**SET PROBLEM:**
Collect each line holding the string "Treasury".

**PROVIDED DATA:**
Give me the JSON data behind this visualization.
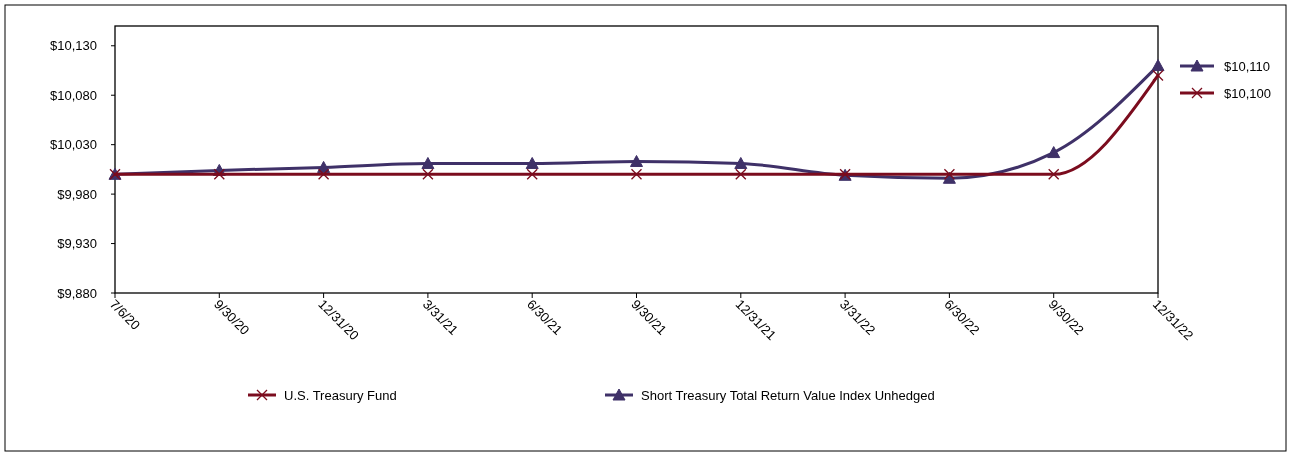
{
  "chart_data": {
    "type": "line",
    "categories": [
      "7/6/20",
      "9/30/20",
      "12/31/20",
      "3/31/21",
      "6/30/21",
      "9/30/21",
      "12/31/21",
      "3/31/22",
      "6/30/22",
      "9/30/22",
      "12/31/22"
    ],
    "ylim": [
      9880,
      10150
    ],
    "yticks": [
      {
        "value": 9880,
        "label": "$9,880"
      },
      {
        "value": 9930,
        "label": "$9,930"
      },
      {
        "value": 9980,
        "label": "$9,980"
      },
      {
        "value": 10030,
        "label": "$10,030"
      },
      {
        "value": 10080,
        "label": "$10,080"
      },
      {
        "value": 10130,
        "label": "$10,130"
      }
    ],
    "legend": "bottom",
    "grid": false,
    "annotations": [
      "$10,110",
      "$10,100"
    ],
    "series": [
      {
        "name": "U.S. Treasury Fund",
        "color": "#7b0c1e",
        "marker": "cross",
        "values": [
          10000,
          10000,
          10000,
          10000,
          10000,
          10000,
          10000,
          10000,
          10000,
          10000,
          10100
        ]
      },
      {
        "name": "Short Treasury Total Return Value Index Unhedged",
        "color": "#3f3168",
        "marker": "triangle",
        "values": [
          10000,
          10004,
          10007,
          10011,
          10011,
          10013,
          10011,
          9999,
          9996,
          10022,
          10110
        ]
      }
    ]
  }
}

**RESULT OF THIS EXERCISE:**
        "name": "U.S. Treasury Fund",
        "name": "Short Treasury Total Return Value Index Unhedged",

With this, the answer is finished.